The entries below should be output exactly as written.

Dataset content »
══════════
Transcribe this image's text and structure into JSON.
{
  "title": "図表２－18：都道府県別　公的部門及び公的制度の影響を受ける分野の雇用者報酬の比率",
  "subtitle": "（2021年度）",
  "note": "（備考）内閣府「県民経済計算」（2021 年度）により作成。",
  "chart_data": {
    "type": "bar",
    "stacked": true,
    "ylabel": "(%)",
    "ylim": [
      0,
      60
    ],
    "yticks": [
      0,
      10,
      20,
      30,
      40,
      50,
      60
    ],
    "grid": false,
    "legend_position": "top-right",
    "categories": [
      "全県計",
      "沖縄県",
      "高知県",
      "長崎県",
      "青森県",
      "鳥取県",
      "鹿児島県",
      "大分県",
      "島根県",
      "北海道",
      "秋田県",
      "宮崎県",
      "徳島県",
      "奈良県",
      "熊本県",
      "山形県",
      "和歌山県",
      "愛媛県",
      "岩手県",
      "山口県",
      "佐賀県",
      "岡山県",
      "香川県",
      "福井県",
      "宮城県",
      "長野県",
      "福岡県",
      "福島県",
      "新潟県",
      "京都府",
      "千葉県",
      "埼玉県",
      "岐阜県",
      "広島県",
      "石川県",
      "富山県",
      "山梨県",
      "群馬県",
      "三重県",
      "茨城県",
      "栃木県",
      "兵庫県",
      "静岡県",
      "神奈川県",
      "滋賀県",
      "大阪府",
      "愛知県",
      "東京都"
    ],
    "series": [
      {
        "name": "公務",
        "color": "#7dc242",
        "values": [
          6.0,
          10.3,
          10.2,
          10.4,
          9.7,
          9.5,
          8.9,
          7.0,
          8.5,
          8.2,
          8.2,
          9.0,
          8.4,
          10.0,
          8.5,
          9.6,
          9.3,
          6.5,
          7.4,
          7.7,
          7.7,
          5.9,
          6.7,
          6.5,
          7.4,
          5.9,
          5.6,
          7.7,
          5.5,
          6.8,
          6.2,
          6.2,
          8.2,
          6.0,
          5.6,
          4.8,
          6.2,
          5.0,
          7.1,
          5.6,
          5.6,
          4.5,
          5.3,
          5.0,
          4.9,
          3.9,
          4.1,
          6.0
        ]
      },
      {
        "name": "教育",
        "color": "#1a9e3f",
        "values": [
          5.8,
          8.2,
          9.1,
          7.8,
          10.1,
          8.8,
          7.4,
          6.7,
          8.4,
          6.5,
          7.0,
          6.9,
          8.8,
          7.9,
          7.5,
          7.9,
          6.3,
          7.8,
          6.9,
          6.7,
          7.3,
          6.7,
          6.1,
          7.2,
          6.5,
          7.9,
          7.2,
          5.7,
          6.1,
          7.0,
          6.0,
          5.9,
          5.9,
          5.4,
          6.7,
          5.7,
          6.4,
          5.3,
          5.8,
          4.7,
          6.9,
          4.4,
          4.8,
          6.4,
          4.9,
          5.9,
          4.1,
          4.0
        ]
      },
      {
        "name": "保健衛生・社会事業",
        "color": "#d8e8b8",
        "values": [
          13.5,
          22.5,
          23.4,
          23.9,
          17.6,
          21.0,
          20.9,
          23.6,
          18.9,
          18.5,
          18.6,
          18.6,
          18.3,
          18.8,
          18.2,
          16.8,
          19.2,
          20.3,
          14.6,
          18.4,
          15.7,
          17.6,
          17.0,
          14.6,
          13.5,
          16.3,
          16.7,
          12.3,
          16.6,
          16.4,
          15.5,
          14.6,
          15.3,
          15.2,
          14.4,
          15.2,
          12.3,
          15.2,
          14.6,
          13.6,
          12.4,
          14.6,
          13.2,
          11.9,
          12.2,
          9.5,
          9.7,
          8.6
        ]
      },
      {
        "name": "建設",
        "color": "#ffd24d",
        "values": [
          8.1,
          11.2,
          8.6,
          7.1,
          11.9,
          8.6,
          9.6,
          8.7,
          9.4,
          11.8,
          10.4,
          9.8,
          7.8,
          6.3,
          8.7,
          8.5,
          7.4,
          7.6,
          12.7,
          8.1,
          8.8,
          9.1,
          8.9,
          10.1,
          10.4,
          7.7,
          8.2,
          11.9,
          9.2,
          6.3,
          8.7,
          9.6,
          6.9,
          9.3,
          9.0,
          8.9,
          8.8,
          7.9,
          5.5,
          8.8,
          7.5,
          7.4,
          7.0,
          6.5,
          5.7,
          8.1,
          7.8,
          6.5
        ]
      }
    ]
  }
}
══════════
Response »
Transcribe this image's text and structure into JSON.
{
  "title": "図表２－18：都道府県別　公的部門及び公的制度の影響を受ける分野の雇用者報酬の比率",
  "subtitle": "（2021年度）",
  "note": "（備考）内閣府「県民経済計算」（2021 年度）により作成。",
  "chart_data": {
    "type": "bar",
    "stacked": true,
    "ylabel": "(%)",
    "ylim": [
      0,
      60
    ],
    "yticks": [
      0,
      10,
      20,
      30,
      40,
      50,
      60
    ],
    "grid": false,
    "legend_position": "top-right",
    "categories": [
      "全県計",
      "沖縄県",
      "高知県",
      "長崎県",
      "青森県",
      "鳥取県",
      "鹿児島県",
      "大分県",
      "島根県",
      "北海道",
      "秋田県",
      "宮崎県",
      "徳島県",
      "奈良県",
      "熊本県",
      "山形県",
      "和歌山県",
      "愛媛県",
      "岩手県",
      "山口県",
      "佐賀県",
      "岡山県",
      "香川県",
      "福井県",
      "宮城県",
      "長野県",
      "福岡県",
      "福島県",
      "新潟県",
      "京都府",
      "千葉県",
      "埼玉県",
      "岐阜県",
      "広島県",
      "石川県",
      "富山県",
      "山梨県",
      "群馬県",
      "三重県",
      "茨城県",
      "栃木県",
      "兵庫県",
      "静岡県",
      "神奈川県",
      "滋賀県",
      "大阪府",
      "愛知県",
      "東京都"
    ],
    "series": [
      {
        "name": "公務",
        "color": "#7dc242",
        "values": [
          6.0,
          10.3,
          10.2,
          10.4,
          9.7,
          9.5,
          8.9,
          7.0,
          8.5,
          8.2,
          8.2,
          9.0,
          8.4,
          10.0,
          8.5,
          9.6,
          9.3,
          6.5,
          7.4,
          7.7,
          7.7,
          5.9,
          6.7,
          6.5,
          7.4,
          5.9,
          5.6,
          7.7,
          5.5,
          6.8,
          6.2,
          6.2,
          8.2,
          6.0,
          5.6,
          4.8,
          6.2,
          5.0,
          7.1,
          5.6,
          5.6,
          4.5,
          5.3,
          5.0,
          4.9,
          3.9,
          4.1,
          6.0
        ]
      },
      {
        "name": "教育",
        "color": "#1a9e3f",
        "values": [
          5.8,
          8.2,
          9.1,
          7.8,
          10.1,
          8.8,
          7.4,
          6.7,
          8.4,
          6.5,
          7.0,
          6.9,
          8.8,
          7.9,
          7.5,
          7.9,
          6.3,
          7.8,
          6.9,
          6.7,
          7.3,
          6.7,
          6.1,
          7.2,
          6.5,
          7.9,
          7.2,
          5.7,
          6.1,
          7.0,
          6.0,
          5.9,
          5.9,
          5.4,
          6.7,
          5.7,
          6.4,
          5.3,
          5.8,
          4.7,
          6.9,
          4.4,
          4.8,
          6.4,
          4.9,
          5.9,
          4.1,
          4.0
        ]
      },
      {
        "name": "保健衛生・社会事業",
        "color": "#d8e8b8",
        "values": [
          13.5,
          22.5,
          23.4,
          23.9,
          17.6,
          21.0,
          20.9,
          23.6,
          18.9,
          18.5,
          18.6,
          18.6,
          18.3,
          18.8,
          18.2,
          16.8,
          19.2,
          20.3,
          14.6,
          18.4,
          15.7,
          17.6,
          17.0,
          14.6,
          13.5,
          16.3,
          16.7,
          12.3,
          16.6,
          16.4,
          15.5,
          14.6,
          15.3,
          15.2,
          14.4,
          15.2,
          12.3,
          15.2,
          14.6,
          13.6,
          12.4,
          14.6,
          13.2,
          11.9,
          12.2,
          9.5,
          9.7,
          8.6
        ]
      },
      {
        "name": "建設",
        "color": "#ffd24d",
        "values": [
          8.1,
          11.2,
          8.6,
          7.1,
          11.9,
          8.6,
          9.6,
          8.7,
          9.4,
          11.8,
          10.4,
          9.8,
          7.8,
          6.3,
          8.7,
          8.5,
          7.4,
          7.6,
          12.7,
          8.1,
          8.8,
          9.1,
          8.9,
          10.1,
          10.4,
          7.7,
          8.2,
          11.9,
          9.2,
          6.3,
          8.7,
          9.6,
          6.9,
          9.3,
          9.0,
          8.9,
          8.8,
          7.9,
          5.5,
          8.8,
          7.5,
          7.4,
          7.0,
          6.5,
          5.7,
          8.1,
          7.8,
          6.5
        ]
      }
    ]
  }
}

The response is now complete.